(Required task) From the entries below, copy every line that holds the word "MREBET".

(Given information)
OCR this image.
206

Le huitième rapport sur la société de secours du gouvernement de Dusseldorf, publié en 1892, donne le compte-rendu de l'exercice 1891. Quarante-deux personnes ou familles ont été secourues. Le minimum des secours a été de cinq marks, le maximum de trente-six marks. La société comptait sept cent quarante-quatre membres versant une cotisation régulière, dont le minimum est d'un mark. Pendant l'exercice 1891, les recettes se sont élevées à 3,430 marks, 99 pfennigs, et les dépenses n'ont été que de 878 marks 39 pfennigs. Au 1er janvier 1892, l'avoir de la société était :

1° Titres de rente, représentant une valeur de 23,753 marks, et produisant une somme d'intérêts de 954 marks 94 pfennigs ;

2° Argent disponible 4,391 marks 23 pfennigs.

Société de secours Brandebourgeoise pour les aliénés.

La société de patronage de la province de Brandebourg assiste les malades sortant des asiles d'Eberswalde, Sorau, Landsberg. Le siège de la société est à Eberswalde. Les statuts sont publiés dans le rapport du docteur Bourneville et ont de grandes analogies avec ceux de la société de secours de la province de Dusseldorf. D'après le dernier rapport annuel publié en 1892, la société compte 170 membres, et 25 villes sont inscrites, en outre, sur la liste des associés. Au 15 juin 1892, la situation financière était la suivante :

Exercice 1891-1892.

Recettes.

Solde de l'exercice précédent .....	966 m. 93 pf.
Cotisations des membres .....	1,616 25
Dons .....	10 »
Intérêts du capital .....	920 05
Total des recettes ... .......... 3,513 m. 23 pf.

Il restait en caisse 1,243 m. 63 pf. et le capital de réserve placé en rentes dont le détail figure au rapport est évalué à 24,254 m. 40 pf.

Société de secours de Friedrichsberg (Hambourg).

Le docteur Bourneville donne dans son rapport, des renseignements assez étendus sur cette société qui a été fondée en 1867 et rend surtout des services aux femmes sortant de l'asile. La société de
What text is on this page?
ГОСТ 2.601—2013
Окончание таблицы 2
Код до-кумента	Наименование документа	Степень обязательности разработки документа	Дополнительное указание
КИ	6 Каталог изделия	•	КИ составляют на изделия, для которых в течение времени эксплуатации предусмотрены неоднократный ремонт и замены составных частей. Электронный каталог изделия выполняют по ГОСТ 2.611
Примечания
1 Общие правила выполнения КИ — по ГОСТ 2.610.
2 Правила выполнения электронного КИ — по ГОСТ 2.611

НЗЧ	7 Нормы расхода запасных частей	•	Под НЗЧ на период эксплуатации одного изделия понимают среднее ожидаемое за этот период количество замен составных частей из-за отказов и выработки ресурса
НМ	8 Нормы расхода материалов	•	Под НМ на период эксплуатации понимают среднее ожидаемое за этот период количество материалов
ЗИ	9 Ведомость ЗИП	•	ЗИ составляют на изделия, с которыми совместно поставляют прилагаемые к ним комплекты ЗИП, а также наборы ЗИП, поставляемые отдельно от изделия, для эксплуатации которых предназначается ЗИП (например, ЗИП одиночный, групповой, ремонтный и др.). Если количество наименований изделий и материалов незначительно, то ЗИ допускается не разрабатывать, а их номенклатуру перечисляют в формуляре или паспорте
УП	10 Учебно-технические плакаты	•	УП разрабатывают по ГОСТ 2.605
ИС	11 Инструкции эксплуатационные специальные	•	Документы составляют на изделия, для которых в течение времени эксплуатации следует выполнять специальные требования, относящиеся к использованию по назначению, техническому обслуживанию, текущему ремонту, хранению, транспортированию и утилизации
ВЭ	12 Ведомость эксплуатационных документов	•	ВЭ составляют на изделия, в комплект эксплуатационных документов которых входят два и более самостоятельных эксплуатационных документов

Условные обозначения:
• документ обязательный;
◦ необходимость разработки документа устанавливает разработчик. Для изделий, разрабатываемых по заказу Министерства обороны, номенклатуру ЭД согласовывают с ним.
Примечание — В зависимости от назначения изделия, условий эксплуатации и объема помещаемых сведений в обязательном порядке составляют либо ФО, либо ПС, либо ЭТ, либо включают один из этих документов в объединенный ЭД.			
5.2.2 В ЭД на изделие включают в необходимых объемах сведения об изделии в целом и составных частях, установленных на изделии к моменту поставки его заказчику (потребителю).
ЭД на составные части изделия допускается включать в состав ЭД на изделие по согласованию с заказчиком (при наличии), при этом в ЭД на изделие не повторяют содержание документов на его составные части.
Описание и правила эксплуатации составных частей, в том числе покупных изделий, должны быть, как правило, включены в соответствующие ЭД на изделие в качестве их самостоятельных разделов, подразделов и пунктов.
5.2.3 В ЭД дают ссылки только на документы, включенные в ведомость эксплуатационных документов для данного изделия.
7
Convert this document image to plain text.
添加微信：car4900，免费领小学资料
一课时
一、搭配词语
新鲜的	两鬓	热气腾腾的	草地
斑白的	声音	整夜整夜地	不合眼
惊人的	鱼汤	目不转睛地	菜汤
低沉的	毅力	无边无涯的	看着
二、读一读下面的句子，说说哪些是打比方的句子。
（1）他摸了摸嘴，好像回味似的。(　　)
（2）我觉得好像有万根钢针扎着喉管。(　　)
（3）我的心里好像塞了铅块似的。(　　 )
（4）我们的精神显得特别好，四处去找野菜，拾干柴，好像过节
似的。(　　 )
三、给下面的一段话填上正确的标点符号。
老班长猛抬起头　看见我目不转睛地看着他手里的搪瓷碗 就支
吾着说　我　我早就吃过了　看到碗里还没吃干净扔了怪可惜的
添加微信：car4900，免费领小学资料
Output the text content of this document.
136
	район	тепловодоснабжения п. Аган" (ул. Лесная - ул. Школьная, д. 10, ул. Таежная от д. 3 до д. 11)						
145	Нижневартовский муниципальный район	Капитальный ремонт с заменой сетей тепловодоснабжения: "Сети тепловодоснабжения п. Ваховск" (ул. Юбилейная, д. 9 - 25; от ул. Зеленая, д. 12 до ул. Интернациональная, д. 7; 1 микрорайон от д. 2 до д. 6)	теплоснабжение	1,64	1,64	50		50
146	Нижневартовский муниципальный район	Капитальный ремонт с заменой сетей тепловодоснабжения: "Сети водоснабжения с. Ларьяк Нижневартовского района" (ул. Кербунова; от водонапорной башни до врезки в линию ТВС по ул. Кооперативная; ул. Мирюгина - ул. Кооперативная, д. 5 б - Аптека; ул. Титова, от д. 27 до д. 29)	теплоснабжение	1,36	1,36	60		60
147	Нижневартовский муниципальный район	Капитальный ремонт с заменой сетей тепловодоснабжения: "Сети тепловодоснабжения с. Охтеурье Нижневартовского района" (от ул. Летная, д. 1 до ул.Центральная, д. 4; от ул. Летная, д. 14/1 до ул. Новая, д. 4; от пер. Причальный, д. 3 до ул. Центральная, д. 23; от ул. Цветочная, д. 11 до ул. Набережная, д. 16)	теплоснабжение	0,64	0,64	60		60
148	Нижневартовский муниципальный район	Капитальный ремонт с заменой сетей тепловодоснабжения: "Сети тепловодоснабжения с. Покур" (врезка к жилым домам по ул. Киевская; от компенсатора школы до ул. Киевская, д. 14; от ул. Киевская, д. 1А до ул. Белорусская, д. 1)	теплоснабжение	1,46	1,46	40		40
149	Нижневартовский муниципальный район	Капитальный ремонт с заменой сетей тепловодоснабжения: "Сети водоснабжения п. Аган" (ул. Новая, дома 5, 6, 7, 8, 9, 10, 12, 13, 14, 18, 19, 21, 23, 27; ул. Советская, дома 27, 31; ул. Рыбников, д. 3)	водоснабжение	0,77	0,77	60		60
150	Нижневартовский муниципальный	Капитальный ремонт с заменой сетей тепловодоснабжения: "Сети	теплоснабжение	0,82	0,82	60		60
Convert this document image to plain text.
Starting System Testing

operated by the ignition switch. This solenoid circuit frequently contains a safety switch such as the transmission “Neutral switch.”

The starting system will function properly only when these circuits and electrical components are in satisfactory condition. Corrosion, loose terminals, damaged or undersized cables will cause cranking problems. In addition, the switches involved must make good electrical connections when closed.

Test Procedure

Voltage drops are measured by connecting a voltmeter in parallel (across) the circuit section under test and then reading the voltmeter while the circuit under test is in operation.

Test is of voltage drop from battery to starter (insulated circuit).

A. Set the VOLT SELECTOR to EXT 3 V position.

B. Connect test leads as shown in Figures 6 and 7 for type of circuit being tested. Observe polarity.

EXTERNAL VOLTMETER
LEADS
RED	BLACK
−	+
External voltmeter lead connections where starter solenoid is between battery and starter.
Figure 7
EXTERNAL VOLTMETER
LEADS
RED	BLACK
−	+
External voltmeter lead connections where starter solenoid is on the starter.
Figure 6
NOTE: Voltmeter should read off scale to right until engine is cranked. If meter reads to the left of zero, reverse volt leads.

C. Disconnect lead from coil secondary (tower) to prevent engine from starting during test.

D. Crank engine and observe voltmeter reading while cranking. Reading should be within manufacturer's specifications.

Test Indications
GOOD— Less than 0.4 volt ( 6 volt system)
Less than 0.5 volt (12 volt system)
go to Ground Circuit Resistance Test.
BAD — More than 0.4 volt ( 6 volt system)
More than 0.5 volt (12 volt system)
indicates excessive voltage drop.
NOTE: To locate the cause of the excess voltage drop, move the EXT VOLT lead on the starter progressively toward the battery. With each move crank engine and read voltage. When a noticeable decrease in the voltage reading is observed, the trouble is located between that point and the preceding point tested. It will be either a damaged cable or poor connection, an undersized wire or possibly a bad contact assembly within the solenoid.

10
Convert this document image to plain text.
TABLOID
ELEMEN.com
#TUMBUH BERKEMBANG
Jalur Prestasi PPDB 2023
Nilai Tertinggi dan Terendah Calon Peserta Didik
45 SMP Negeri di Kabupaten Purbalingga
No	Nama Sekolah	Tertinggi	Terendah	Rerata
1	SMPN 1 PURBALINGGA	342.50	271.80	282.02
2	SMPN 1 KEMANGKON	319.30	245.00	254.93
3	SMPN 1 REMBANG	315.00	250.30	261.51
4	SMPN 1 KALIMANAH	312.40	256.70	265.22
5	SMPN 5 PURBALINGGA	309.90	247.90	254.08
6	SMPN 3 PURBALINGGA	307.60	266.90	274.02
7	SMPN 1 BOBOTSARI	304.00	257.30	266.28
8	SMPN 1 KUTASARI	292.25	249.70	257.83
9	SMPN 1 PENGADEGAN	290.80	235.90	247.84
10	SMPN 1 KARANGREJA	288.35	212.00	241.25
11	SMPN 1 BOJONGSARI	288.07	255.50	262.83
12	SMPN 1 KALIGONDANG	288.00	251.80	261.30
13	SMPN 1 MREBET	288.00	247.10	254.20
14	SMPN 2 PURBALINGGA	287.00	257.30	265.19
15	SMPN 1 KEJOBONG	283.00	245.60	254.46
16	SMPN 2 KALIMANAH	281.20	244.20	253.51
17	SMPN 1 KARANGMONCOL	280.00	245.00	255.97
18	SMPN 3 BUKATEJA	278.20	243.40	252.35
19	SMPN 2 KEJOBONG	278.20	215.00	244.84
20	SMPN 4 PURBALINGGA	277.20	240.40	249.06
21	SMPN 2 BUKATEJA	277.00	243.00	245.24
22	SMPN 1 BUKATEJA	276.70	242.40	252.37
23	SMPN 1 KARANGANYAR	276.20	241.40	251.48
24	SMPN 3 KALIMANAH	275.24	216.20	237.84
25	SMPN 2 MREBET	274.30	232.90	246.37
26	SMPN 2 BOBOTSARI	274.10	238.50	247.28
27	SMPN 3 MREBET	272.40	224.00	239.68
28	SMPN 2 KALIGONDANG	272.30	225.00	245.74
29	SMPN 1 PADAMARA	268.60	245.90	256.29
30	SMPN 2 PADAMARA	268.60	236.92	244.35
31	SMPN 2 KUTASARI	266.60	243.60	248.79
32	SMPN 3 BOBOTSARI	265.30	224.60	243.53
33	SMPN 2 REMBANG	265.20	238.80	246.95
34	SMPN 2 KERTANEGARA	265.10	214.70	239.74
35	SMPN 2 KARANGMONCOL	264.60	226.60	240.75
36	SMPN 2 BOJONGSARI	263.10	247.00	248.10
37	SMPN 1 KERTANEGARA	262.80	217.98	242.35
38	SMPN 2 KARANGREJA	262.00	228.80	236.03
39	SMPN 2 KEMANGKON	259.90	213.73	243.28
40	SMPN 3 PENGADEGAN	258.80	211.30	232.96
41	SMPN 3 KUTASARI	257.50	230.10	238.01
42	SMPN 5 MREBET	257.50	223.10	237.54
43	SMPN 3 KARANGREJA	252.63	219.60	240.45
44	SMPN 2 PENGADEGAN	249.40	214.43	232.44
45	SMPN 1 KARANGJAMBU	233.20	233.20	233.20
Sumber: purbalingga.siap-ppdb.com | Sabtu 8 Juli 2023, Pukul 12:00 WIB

(Written solution)
13	SMPN 1 MREBET	288.00	247.10	254.20
25	SMPN 2 MREBET	274.30	232.90	246.37
27	SMPN 3 MREBET	272.40	224.00	239.68
42	SMPN 5 MREBET	257.50	223.10	237.54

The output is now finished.